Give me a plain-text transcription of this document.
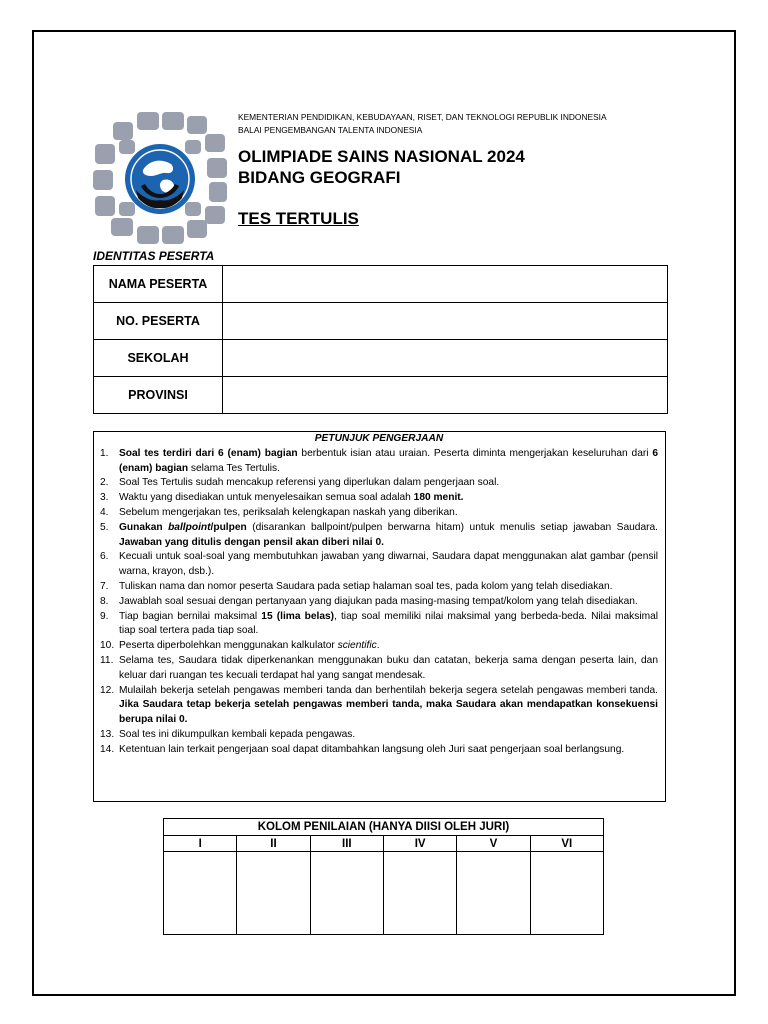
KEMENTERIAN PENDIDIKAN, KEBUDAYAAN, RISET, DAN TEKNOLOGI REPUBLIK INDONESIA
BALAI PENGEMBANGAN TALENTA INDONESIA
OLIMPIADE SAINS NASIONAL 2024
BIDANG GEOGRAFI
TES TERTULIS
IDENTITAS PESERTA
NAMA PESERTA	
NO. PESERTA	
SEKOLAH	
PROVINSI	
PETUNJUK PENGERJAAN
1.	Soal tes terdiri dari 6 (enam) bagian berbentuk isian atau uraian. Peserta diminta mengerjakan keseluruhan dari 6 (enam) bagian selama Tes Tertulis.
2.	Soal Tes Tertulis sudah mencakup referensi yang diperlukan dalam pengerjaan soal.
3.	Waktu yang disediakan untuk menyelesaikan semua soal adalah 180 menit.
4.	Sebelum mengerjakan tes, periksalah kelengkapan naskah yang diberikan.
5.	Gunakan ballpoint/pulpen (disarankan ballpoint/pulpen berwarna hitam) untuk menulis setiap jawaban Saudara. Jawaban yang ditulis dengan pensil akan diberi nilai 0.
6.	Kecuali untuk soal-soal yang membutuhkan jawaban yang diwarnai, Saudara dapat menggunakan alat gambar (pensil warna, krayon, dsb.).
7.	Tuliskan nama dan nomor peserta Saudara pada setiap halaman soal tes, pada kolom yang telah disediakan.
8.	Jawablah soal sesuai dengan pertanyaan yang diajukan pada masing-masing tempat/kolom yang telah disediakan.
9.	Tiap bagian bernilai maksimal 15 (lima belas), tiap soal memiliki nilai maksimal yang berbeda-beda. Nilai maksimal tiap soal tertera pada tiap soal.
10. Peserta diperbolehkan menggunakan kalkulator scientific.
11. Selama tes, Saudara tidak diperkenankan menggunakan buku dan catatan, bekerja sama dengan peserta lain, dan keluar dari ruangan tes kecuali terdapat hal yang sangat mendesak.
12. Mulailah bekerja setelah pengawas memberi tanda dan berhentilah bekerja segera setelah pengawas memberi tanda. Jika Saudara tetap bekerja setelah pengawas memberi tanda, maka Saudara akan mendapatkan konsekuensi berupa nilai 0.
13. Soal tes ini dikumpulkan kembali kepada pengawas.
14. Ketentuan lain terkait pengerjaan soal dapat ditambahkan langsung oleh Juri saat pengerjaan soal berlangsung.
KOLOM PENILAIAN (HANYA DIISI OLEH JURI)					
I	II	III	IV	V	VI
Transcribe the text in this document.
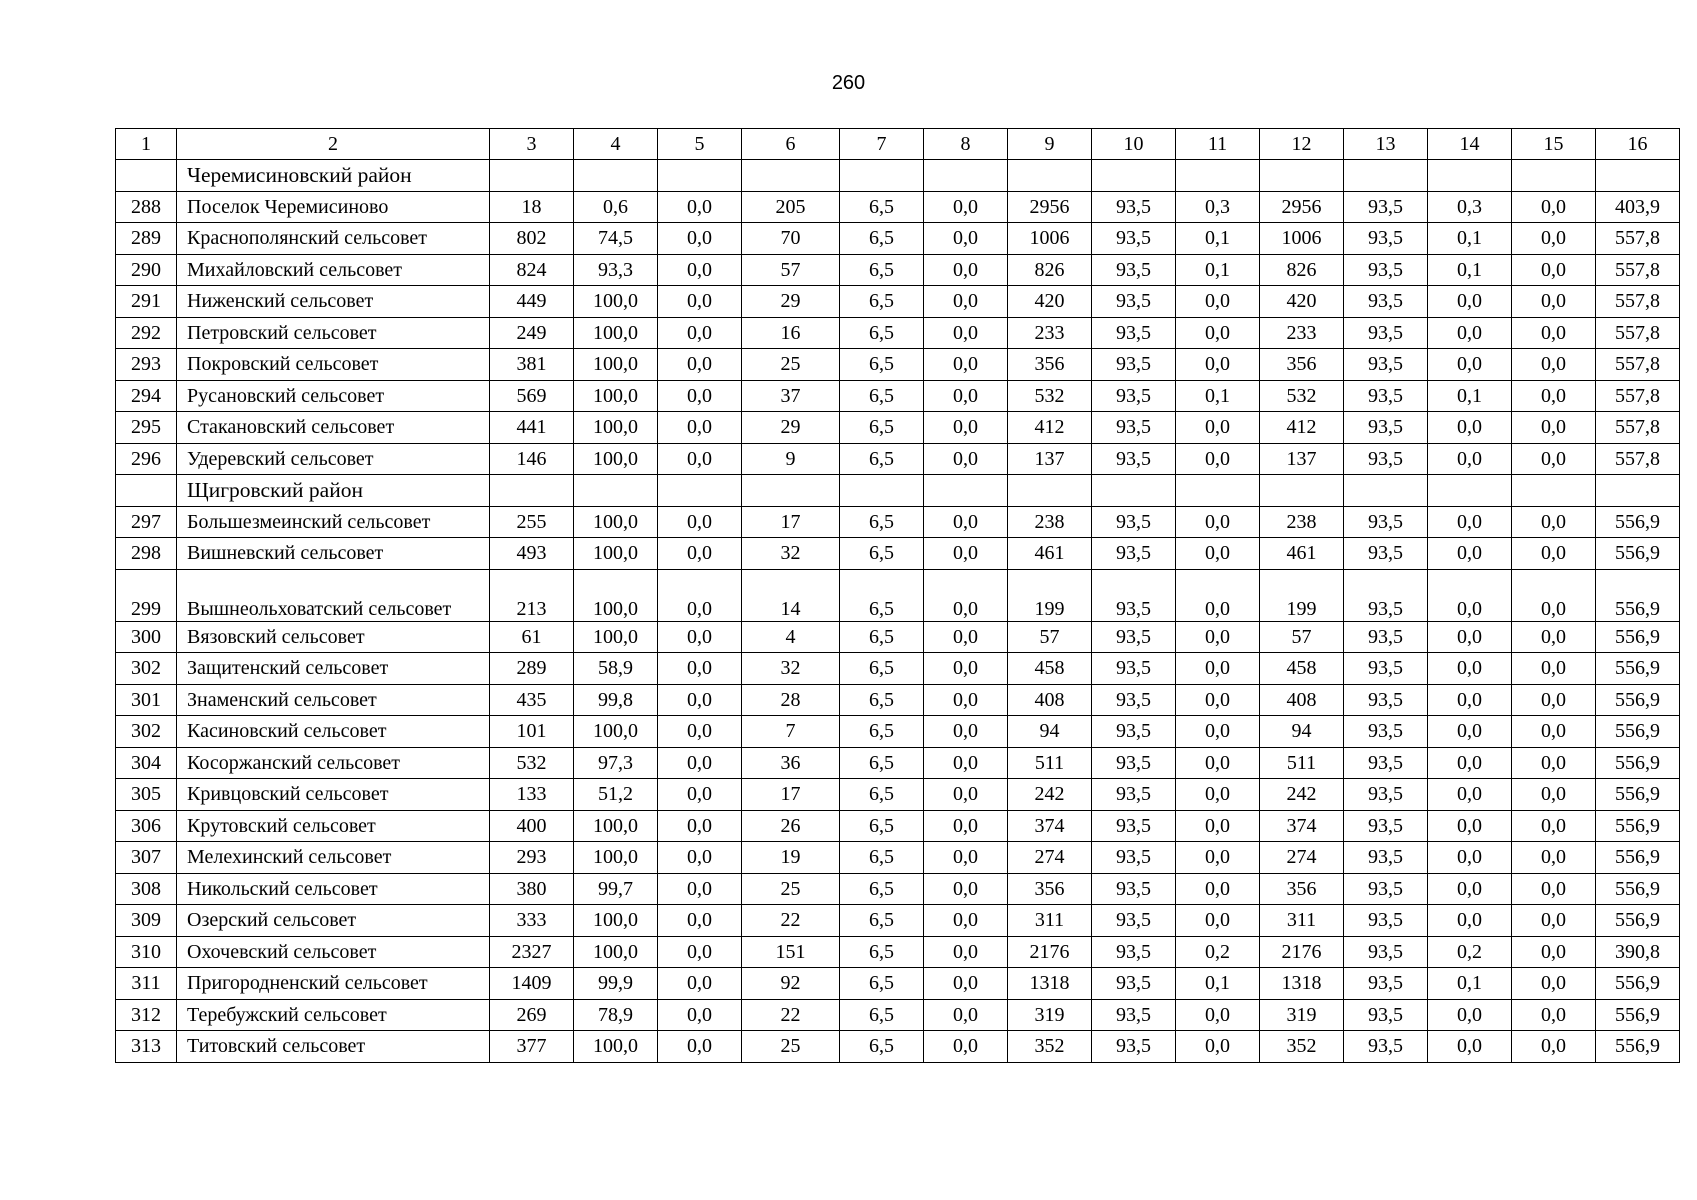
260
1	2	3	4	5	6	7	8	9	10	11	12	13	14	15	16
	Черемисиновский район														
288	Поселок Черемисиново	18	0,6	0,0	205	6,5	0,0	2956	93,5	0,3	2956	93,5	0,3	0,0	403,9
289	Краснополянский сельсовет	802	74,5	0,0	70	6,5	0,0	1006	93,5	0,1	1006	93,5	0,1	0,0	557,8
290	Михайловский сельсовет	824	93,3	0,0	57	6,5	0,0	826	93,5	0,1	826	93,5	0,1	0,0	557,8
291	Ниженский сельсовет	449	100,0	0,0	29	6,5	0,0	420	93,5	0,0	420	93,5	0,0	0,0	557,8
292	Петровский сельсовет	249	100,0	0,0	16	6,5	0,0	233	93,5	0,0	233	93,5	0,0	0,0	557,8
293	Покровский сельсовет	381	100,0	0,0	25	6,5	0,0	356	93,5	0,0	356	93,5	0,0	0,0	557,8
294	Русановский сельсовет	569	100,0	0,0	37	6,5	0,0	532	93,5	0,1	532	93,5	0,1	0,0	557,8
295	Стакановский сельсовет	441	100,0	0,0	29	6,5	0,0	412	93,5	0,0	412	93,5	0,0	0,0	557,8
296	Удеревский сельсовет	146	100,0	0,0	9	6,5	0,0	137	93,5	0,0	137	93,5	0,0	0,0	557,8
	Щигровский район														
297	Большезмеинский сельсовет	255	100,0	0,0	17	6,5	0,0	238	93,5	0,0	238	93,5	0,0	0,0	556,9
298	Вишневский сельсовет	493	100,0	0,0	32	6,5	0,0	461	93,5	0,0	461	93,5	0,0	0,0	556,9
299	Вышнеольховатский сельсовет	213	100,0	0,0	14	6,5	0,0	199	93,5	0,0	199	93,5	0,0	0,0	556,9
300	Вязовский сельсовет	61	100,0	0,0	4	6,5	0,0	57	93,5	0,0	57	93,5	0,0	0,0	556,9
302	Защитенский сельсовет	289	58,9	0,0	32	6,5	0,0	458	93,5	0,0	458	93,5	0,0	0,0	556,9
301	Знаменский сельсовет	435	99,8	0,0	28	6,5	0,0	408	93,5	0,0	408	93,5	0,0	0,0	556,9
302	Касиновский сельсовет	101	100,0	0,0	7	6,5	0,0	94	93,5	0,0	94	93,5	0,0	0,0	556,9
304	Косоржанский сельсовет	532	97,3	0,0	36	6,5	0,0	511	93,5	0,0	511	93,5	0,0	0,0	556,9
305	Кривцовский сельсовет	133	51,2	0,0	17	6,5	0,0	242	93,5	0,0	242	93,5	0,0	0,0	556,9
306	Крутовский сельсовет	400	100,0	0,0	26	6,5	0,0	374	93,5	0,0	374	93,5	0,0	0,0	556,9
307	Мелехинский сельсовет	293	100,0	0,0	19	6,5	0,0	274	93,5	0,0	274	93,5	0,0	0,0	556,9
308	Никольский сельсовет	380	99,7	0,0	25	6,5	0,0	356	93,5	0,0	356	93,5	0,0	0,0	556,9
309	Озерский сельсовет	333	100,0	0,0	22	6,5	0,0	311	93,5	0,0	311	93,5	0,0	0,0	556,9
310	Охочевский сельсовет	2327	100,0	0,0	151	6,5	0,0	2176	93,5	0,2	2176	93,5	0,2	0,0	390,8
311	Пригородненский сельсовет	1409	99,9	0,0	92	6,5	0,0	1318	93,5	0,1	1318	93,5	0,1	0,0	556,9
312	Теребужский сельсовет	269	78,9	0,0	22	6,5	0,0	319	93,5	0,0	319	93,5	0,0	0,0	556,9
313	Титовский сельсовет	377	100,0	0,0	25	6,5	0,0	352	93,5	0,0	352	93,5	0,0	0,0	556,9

──────

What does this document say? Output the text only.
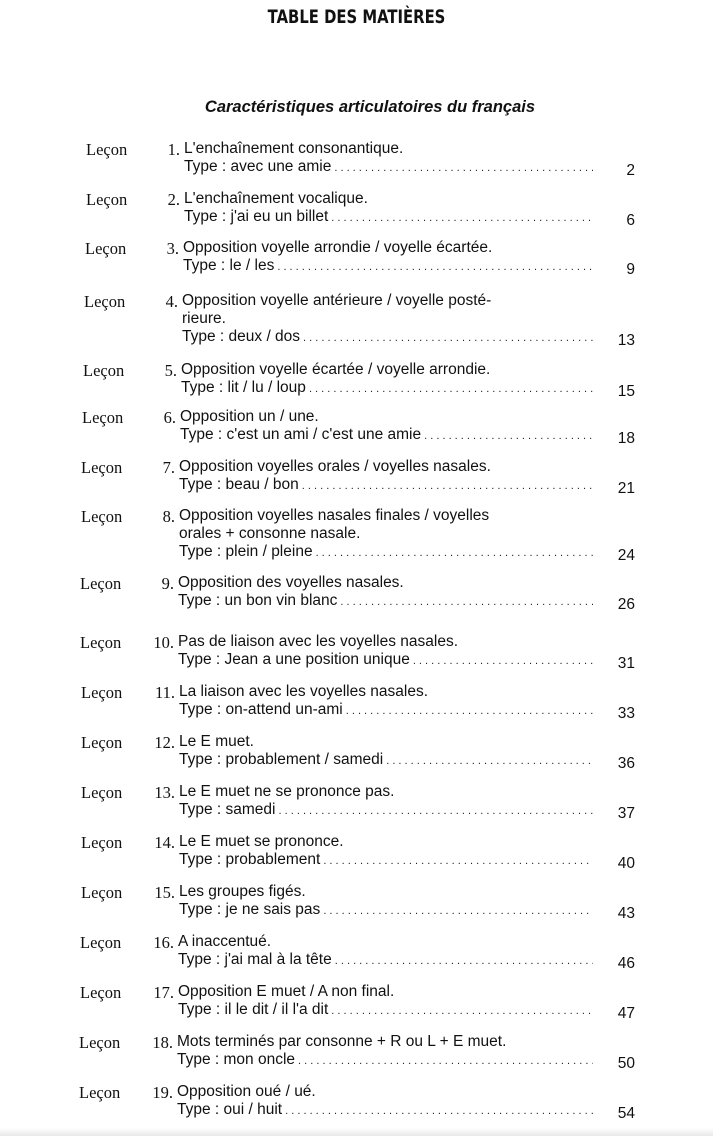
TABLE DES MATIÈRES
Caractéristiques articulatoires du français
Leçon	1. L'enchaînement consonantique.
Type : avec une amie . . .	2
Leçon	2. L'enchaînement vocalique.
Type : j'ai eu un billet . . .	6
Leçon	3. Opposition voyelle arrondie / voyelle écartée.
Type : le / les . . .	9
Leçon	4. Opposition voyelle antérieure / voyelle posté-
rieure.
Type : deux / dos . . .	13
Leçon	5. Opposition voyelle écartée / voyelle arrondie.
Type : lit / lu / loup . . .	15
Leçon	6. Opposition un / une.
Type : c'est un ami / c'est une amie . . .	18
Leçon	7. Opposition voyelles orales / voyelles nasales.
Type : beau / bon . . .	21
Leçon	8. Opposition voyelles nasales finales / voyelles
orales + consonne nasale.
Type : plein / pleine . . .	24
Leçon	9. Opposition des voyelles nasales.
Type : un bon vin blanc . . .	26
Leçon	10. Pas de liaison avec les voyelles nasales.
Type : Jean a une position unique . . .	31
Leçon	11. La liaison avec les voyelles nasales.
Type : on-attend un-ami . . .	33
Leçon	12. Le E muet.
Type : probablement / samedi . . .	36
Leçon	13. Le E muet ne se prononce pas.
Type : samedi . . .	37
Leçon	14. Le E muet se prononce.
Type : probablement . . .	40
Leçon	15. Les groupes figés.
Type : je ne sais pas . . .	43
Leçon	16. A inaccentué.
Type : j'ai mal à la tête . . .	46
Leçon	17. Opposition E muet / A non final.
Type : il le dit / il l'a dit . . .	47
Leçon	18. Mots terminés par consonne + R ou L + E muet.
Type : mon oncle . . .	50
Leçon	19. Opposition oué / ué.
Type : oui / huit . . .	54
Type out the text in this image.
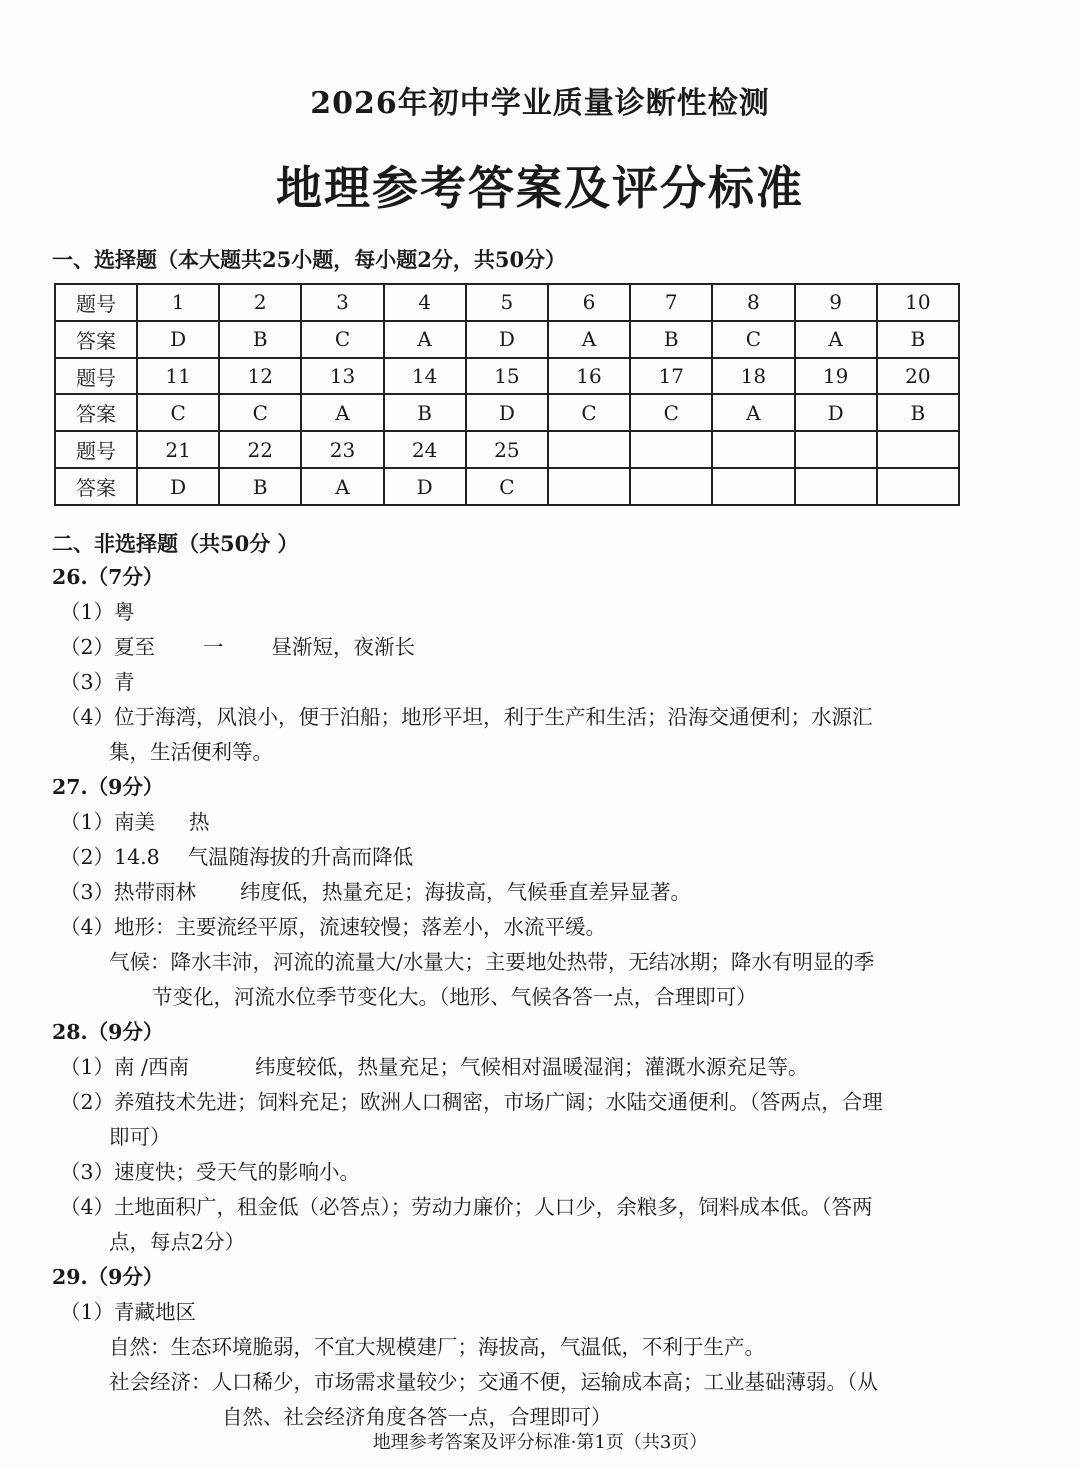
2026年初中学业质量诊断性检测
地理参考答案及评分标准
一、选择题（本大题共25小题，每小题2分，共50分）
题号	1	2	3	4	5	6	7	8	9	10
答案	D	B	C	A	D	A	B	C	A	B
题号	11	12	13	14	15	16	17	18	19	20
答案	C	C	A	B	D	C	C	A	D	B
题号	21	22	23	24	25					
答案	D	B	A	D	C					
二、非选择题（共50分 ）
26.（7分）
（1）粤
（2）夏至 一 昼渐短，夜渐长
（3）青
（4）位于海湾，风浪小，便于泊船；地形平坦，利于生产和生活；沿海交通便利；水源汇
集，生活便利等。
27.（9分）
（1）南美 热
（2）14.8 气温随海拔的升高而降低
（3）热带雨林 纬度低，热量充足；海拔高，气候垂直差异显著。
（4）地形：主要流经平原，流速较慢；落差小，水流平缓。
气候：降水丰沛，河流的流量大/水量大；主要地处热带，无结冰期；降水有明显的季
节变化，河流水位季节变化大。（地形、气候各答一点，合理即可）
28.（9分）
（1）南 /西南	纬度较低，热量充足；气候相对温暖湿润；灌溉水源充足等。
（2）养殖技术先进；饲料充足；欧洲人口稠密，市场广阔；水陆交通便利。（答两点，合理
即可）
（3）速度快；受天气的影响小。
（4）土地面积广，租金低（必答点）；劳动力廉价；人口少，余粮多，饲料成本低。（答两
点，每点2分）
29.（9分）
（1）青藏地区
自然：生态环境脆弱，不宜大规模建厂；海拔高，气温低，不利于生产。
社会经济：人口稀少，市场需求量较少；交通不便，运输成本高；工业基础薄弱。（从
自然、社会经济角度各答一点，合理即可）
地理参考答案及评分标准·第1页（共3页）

──────

- What the exercise asks:
In the listing, find every line containing the word "text" and list it.

- Response:
Give me a plain-text transcription of this document.
Transcribe the text in this document.
What does this document say? Output the text only.
Type out the text in this image.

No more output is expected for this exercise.